### [Written instruction]
Each line containing the word "name" must be collected.

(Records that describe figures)
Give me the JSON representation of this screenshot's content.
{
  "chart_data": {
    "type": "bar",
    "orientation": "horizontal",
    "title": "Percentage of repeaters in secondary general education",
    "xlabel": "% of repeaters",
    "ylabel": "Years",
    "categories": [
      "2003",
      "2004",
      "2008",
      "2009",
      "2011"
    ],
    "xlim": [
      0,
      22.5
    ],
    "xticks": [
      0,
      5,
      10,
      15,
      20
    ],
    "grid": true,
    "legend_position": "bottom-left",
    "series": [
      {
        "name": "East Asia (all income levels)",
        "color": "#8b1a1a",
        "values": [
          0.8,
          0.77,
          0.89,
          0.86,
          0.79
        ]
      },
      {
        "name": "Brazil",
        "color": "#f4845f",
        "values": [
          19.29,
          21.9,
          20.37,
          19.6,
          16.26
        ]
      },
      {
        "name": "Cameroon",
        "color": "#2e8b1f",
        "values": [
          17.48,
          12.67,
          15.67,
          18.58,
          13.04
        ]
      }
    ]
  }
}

### [Exercise result]
        "name": "East Asia (all income levels)",
        "name": "Brazil",
        "name": "Cameroon",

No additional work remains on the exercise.